[START]
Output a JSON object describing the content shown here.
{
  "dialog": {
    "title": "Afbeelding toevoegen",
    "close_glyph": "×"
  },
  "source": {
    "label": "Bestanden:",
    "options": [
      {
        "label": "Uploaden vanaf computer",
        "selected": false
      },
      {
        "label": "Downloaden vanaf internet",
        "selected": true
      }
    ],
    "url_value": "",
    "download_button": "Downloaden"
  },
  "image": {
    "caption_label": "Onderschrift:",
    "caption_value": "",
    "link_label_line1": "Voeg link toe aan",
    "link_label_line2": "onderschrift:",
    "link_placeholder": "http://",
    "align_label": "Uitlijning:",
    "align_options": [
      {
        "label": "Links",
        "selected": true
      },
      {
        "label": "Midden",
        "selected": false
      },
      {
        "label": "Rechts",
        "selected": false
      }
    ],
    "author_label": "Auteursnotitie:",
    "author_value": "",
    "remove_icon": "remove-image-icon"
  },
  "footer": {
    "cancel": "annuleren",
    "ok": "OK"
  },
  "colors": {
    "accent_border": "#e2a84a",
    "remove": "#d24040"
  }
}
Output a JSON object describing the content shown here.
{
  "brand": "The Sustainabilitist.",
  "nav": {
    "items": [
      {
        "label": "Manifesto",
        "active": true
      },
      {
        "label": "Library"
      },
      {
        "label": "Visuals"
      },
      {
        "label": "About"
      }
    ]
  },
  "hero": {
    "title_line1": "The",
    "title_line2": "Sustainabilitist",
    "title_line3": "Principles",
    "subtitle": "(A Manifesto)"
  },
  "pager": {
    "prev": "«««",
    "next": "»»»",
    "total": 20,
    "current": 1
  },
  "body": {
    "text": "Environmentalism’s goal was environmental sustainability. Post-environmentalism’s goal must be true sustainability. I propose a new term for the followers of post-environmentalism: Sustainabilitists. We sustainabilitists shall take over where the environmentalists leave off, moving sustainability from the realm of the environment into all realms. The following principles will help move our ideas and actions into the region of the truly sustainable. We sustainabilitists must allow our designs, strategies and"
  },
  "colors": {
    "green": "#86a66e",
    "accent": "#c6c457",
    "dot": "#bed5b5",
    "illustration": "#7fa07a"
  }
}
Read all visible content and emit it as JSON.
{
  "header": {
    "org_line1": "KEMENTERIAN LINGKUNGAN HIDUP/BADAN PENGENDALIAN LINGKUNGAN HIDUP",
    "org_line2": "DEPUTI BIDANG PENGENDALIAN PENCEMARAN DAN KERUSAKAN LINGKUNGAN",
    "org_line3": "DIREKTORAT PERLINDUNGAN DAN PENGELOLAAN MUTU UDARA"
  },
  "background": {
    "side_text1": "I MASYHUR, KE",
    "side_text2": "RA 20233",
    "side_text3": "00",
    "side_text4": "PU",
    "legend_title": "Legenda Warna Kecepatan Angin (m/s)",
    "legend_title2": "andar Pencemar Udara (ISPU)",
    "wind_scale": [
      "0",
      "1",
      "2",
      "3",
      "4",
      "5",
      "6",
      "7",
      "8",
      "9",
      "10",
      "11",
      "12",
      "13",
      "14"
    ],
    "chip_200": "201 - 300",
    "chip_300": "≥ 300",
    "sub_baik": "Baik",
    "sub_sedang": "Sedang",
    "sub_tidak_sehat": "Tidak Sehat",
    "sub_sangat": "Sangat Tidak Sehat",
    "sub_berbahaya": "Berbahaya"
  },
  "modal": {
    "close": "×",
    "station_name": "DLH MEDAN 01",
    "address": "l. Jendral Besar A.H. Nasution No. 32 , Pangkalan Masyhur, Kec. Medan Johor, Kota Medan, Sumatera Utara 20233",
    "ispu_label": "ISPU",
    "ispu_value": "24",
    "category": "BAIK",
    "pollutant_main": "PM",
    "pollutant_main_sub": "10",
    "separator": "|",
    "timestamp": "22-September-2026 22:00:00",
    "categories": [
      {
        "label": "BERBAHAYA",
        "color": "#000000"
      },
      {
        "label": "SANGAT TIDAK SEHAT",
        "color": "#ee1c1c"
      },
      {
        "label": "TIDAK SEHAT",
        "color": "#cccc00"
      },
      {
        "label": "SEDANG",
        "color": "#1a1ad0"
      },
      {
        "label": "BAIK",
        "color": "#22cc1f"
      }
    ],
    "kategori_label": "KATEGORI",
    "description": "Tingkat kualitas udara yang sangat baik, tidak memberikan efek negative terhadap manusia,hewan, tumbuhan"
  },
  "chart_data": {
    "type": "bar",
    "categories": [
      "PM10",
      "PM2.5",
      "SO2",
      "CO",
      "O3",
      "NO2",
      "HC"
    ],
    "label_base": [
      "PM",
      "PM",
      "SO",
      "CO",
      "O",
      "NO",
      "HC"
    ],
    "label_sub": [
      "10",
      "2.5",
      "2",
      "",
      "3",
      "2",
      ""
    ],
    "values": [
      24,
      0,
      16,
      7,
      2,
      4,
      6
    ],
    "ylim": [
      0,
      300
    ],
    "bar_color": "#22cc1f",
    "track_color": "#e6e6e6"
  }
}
[END]
> [Exercise directions]:
Copy the material above back out, exactly as written.

> [Correct output]:
Output a JSON object describing the content shown here.
{
  "dialog": {
    "title": "Afbeelding toevoegen",
    "close_glyph": "×"
  },
  "source": {
    "label": "Bestanden:",
    "options": [
      {
        "label": "Uploaden vanaf computer",
        "selected": false
      },
      {
        "label": "Downloaden vanaf internet",
        "selected": true
      }
    ],
    "url_value": "",
    "download_button": "Downloaden"
  },
  "image": {
    "caption_label": "Onderschrift:",
    "caption_value": "",
    "link_label_line1": "Voeg link toe aan",
    "link_label_line2": "onderschrift:",
    "link_placeholder": "http://",
    "align_label": "Uitlijning:",
    "align_options": [
      {
        "label": "Links",
        "selected": true
      },
      {
        "label": "Midden",
        "selected": false
      },
      {
        "label": "Rechts",
        "selected": false
      }
    ],
    "author_label": "Auteursnotitie:",
    "author_value": "",
    "remove_icon": "remove-image-icon"
  },
  "footer": {
    "cancel": "annuleren",
    "ok": "OK"
  },
  "colors": {
    "accent_border": "#e2a84a",
    "remove": "#d24040"
  }
}
Output a JSON object describing the content shown here.
{
  "brand": "The Sustainabilitist.",
  "nav": {
    "items": [
      {
        "label": "Manifesto",
        "active": true
      },
      {
        "label": "Library"
      },
      {
        "label": "Visuals"
      },
      {
        "label": "About"
      }
    ]
  },
  "hero": {
    "title_line1": "The",
    "title_line2": "Sustainabilitist",
    "title_line3": "Principles",
    "subtitle": "(A Manifesto)"
  },
  "pager": {
    "prev": "«««",
    "next": "»»»",
    "total": 20,
    "current": 1
  },
  "body": {
    "text": "Environmentalism’s goal was environmental sustainability. Post-environmentalism’s goal must be true sustainability. I propose a new term for the followers of post-environmentalism: Sustainabilitists. We sustainabilitists shall take over where the environmentalists leave off, moving sustainability from the realm of the environment into all realms. The following principles will help move our ideas and actions into the region of the truly sustainable. We sustainabilitists must allow our designs, strategies and"
  },
  "colors": {
    "green": "#86a66e",
    "accent": "#c6c457",
    "dot": "#bed5b5",
    "illustration": "#7fa07a"
  }
}
Read all visible content and emit it as JSON.
{
  "header": {
    "org_line1": "KEMENTERIAN LINGKUNGAN HIDUP/BADAN PENGENDALIAN LINGKUNGAN HIDUP",
    "org_line2": "DEPUTI BIDANG PENGENDALIAN PENCEMARAN DAN KERUSAKAN LINGKUNGAN",
    "org_line3": "DIREKTORAT PERLINDUNGAN DAN PENGELOLAAN MUTU UDARA"
  },
  "background": {
    "side_text1": "I MASYHUR, KE",
    "side_text2": "RA 20233",
    "side_text3": "00",
    "side_text4": "PU",
    "legend_title": "Legenda Warna Kecepatan Angin (m/s)",
    "legend_title2": "andar Pencemar Udara (ISPU)",
    "wind_scale": [
      "0",
      "1",
      "2",
      "3",
      "4",
      "5",
      "6",
      "7",
      "8",
      "9",
      "10",
      "11",
      "12",
      "13",
      "14"
    ],
    "chip_200": "201 - 300",
    "chip_300": "≥ 300",
    "sub_baik": "Baik",
    "sub_sedang": "Sedang",
    "sub_tidak_sehat": "Tidak Sehat",
    "sub_sangat": "Sangat Tidak Sehat",
    "sub_berbahaya": "Berbahaya"
  },
  "modal": {
    "close": "×",
    "station_name": "DLH MEDAN 01",
    "address": "l. Jendral Besar A.H. Nasution No. 32 , Pangkalan Masyhur, Kec. Medan Johor, Kota Medan, Sumatera Utara 20233",
    "ispu_label": "ISPU",
    "ispu_value": "24",
    "category": "BAIK",
    "pollutant_main": "PM",
    "pollutant_main_sub": "10",
    "separator": "|",
    "timestamp": "22-September-2026 22:00:00",
    "categories": [
      {
        "label": "BERBAHAYA",
        "color": "#000000"
      },
      {
        "label": "SANGAT TIDAK SEHAT",
        "color": "#ee1c1c"
      },
      {
        "label": "TIDAK SEHAT",
        "color": "#cccc00"
      },
      {
        "label": "SEDANG",
        "color": "#1a1ad0"
      },
      {
        "label": "BAIK",
        "color": "#22cc1f"
      }
    ],
    "kategori_label": "KATEGORI",
    "description": "Tingkat kualitas udara yang sangat baik, tidak memberikan efek negative terhadap manusia,hewan, tumbuhan"
  },
  "chart_data": {
    "type": "bar",
    "categories": [
      "PM10",
      "PM2.5",
      "SO2",
      "CO",
      "O3",
      "NO2",
      "HC"
    ],
    "label_base": [
      "PM",
      "PM",
      "SO",
      "CO",
      "O",
      "NO",
      "HC"
    ],
    "label_sub": [
      "10",
      "2.5",
      "2",
      "",
      "3",
      "2",
      ""
    ],
    "values": [
      24,
      0,
      16,
      7,
      2,
      4,
      6
    ],
    "ylim": [
      0,
      300
    ],
    "bar_color": "#22cc1f",
    "track_color": "#e6e6e6"
  }
}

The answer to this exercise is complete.